What you will do:
A) According to the directivity experiment post below, at about what frequency is the crossover set?
B) For each statement, answer yes or no according to the directivity experiment post below, and quote the words from the post that decide it. (i) The side woofer can be turned off at will. (ii) The ported speaker reaches down to about 60 Hz. (iii) The writer preferred the sound with the side tweeter turned off.
--- Excerpt provided ---
Directivity Experiment: Wall Splasher 2-way

[BenB]

I've been curious about the impact of lateral (side-wall) reflections from speakers. Some people treat them, others don't. I was pretty sure I preferred them. I had a hunch that the ipsilateral (same side) reflections were beneficial for adding breadth to the soundstage. After seeing the measurements of the C-note on this site, I developed a plan to use the same waveguide tweeter in a speaker that would have variable directivity.

In order to accomplish this, I would put a tweeter on the front, but have a second tweeter on the side facing away from the listener. The side tweeter would be optional, and could be turned on, or off. The front and side would also both have mid-woofers. I have used the RS125-4 in previous designs and liked it, and had several laying around. They don't need a lot of volume, so putting two in a small bookshelf was possible. I ported it to get some extra bass out of them, but they still only reach down to 60 Hz or so.

I attempted to keep the front and side drivers as close as possible, by placing them close to the corner. This required me to flip the placement of the side drivers, in order to make room for the woofer magnets. That's why the front woofer is on the bottom, but the side woofer is on the top.

I used a bi-amp speaker terminal. The bottom terminal is wired to the front drivers and the side woofer. The side woofer has to be on all the time, as it basically fills in the baffle step. At low frequencies you're listening to both woofers, and you can't just turn one off without changing the direct sound spectrum. The top terminal is wired the the side tweeter, allowing me to turn it on or off at will. The side tweeter doesn't impact the direct sound much at all, particularly on the design axis, which is about 15 or 20 degrees inside of the line normal to the face of the speaker.

Of course, this is a flawed design that I put together just to get a hint of what the impact would be, and see if there was promise to the idea. The crossover is at about 2500 Hz. That means the side woofer is "splashing" the ipsilateral side wall with frequencies up to 2500 Hz all the time. That's most musical content. I don't find the tweeter to sound particularly high end, but I needed 4 of them for this experiment, so the price was right. The bass extension is limited.

Having said that, it was very interesting to be able to turn that side tweeter on and off at will. I found that I did prefer it on. I also found that the speaker sounded much better than it should given all the flaws and compromises. On certain songs, the effect of blasting that outside wall with energy is pretty awesome. It really fills the room, but in a way that still maintains a lot of coherence and detail if compared to something like the bose 901.
--- Material supplied ---
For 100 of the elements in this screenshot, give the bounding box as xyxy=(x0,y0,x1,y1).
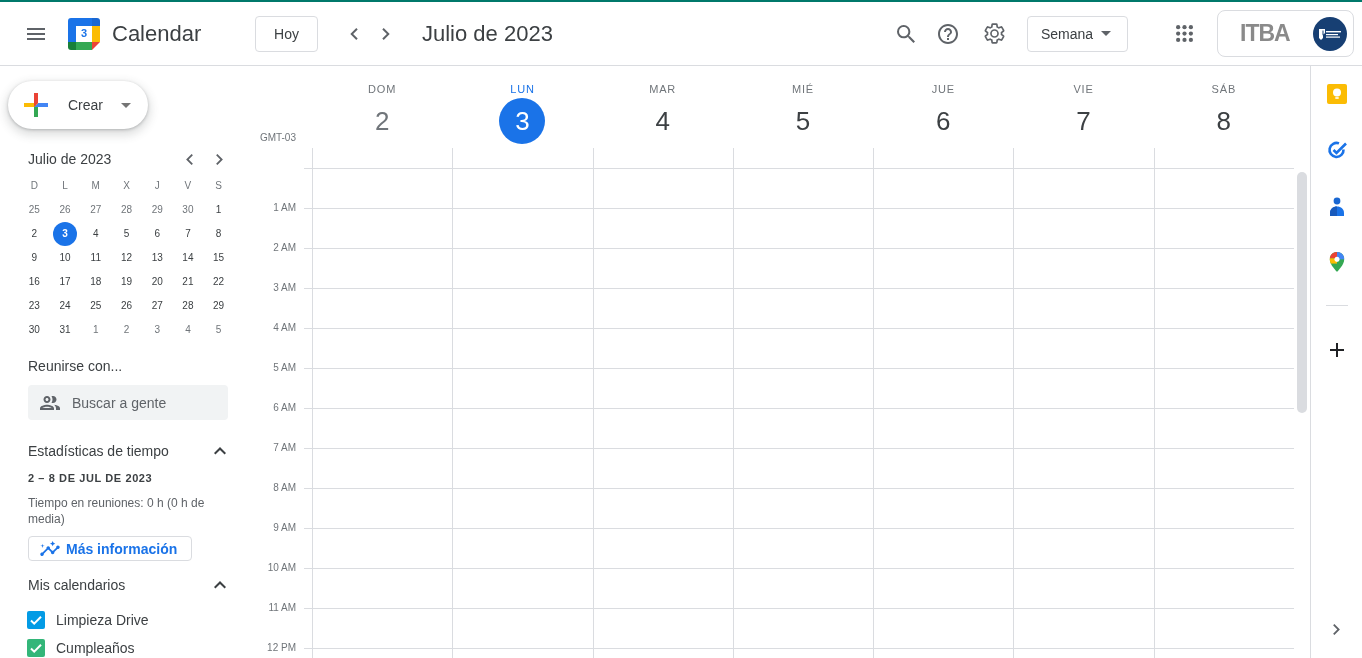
plus-icon[interactable] xyxy=(1329,343,1344,357)
weekday-name: MIÉ xyxy=(792,82,814,97)
calendar-day[interactable]: 9 xyxy=(22,246,47,270)
hour-label: 6 AM xyxy=(273,402,296,414)
calendar-day[interactable]: 22 xyxy=(206,270,231,294)
create-button[interactable]: Crear xyxy=(8,81,148,129)
calendar-day[interactable]: 13 xyxy=(145,246,170,270)
calendar-day[interactable]: 30 xyxy=(175,198,200,222)
weekday-name: MAR xyxy=(649,82,677,97)
help-icon[interactable] xyxy=(938,23,958,44)
calendar-day[interactable]: 15 xyxy=(206,246,231,270)
chevron-left-icon[interactable] xyxy=(185,153,193,165)
day-number[interactable]: 6 xyxy=(920,98,967,144)
calendar-day[interactable]: 7 xyxy=(175,222,200,246)
mini-calendar-title: Julio de 2023 xyxy=(28,150,112,169)
calendar-day[interactable]: 2 xyxy=(22,222,47,246)
avatar-icon[interactable] xyxy=(1313,16,1347,51)
hour-label: 12 PM xyxy=(267,642,296,654)
caret-down-icon[interactable] xyxy=(1101,31,1111,36)
weekday-letter: S xyxy=(215,180,222,192)
search-icon[interactable] xyxy=(897,24,915,43)
hour-label: 5 AM xyxy=(273,362,296,374)
calendar-day[interactable]: 29 xyxy=(206,294,231,318)
hour-label: 8 AM xyxy=(273,482,296,494)
calendar-name: Cumpleaños xyxy=(56,639,135,658)
calendar-day[interactable]: 29 xyxy=(145,198,170,222)
calendar-day[interactable]: 28 xyxy=(114,198,139,222)
calendar-day[interactable]: 8 xyxy=(206,222,231,246)
day-number[interactable]: 5 xyxy=(780,98,826,144)
calendar-day[interactable]: 21 xyxy=(175,270,200,294)
calendar-day[interactable]: 25 xyxy=(22,198,47,222)
weekday-name: DOM xyxy=(368,82,397,97)
calendar-day[interactable]: 18 xyxy=(83,270,108,294)
people-search-field[interactable]: Buscar a gente xyxy=(28,385,228,420)
calendar-day[interactable]: 1 xyxy=(206,198,231,222)
calendar-day[interactable]: 17 xyxy=(53,270,78,294)
hour-label: 3 AM xyxy=(273,282,296,294)
period-title: Julio de 2023 xyxy=(422,19,553,48)
calendar-day[interactable]: 14 xyxy=(175,246,200,270)
calendar-day[interactable]: 30 xyxy=(22,318,47,342)
day-number[interactable]: 7 xyxy=(1060,98,1107,144)
hour-label: 1 AM xyxy=(273,202,296,214)
calendar-day[interactable]: 10 xyxy=(53,246,78,270)
weekday-letter: V xyxy=(184,180,192,192)
calendar-day[interactable]: 16 xyxy=(22,270,47,294)
calendar-day[interactable]: 4 xyxy=(83,222,108,246)
calendar-day[interactable]: 26 xyxy=(53,198,78,222)
calendar-day[interactable]: 31 xyxy=(53,318,78,342)
weekday-letter: X xyxy=(123,180,130,192)
calendar-day[interactable]: 2 xyxy=(114,318,139,342)
calendar-day[interactable]: 5 xyxy=(114,222,139,246)
day-number[interactable]: 8 xyxy=(1200,98,1247,144)
calendar-day[interactable]: 4 xyxy=(175,318,200,342)
settings-icon[interactable] xyxy=(983,23,1005,44)
calendar-day[interactable]: 27 xyxy=(83,198,108,222)
weekday-name: JUE xyxy=(931,82,955,97)
bulb-tile-icon[interactable] xyxy=(1326,84,1347,104)
calendar-day[interactable]: 28 xyxy=(175,294,200,318)
weekday-letter: D xyxy=(30,180,38,192)
today-button[interactable]: Hoy xyxy=(255,15,318,52)
checkbox[interactable] xyxy=(27,639,45,657)
calendar-day[interactable]: 24 xyxy=(53,294,78,318)
section-title: Reunirse con... xyxy=(27,357,124,376)
calendar-day[interactable]: 20 xyxy=(145,270,170,294)
calendar-day[interactable]: 6 xyxy=(145,222,170,246)
calendar-day[interactable]: 11 xyxy=(83,246,108,270)
chevron-right-icon[interactable] xyxy=(215,153,223,165)
calendar-day[interactable]: 19 xyxy=(114,270,139,294)
meeting-time-summary: Tiempo en reuniones: 0 h (0 h de media) xyxy=(27,495,206,527)
more-info-button[interactable]: Más información xyxy=(28,536,192,561)
chevron-right-icon[interactable] xyxy=(1333,624,1340,635)
chevron-up-icon[interactable] xyxy=(214,447,226,455)
view-select[interactable]: Semana xyxy=(1027,15,1128,52)
chevron-right-icon[interactable] xyxy=(382,27,390,40)
apps-grid-icon[interactable] xyxy=(1175,25,1193,42)
hour-label: 10 AM xyxy=(267,562,296,574)
chevron-up-icon[interactable] xyxy=(214,581,226,589)
day-number[interactable]: 4 xyxy=(639,98,686,144)
hour-label: 2 AM xyxy=(273,242,296,254)
chevron-left-icon[interactable] xyxy=(350,27,358,40)
calendar-day[interactable]: 12 xyxy=(114,246,139,270)
weekday-letter: L xyxy=(62,180,68,192)
calendar-day[interactable]: 23 xyxy=(22,294,47,318)
section-title: Estadísticas de tiempo xyxy=(28,442,169,461)
scrollbar-thumb[interactable] xyxy=(1297,172,1307,413)
calendar-day[interactable]: 3 xyxy=(145,318,170,342)
calendar-day[interactable]: 3 xyxy=(53,222,78,246)
day-number[interactable]: 3 xyxy=(499,98,546,144)
weekday-name: SÁB xyxy=(1211,82,1237,97)
caret-down-icon[interactable] xyxy=(121,102,131,108)
calendar-day[interactable]: 25 xyxy=(83,294,108,318)
calendar-day[interactable]: 5 xyxy=(206,318,231,342)
calendar-day[interactable]: 1 xyxy=(83,318,108,342)
day-number[interactable]: 2 xyxy=(359,98,406,144)
weekday-letter: M xyxy=(91,180,100,192)
menu-icon[interactable] xyxy=(27,27,45,40)
calendar-day[interactable]: 26 xyxy=(114,294,139,318)
check-circle-icon[interactable] xyxy=(1326,140,1347,160)
calendar-day[interactable]: 27 xyxy=(145,294,170,318)
checkbox[interactable] xyxy=(27,611,45,629)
---
Responses for each task:
A) About 2500 Hz.

B)
(i) No: "The side woofer has to be on all the time, as it basically fills in the baffle step."
(ii) Yes: "they still only reach down to 60 Hz or so."
(iii) No: "I found that I did prefer it on."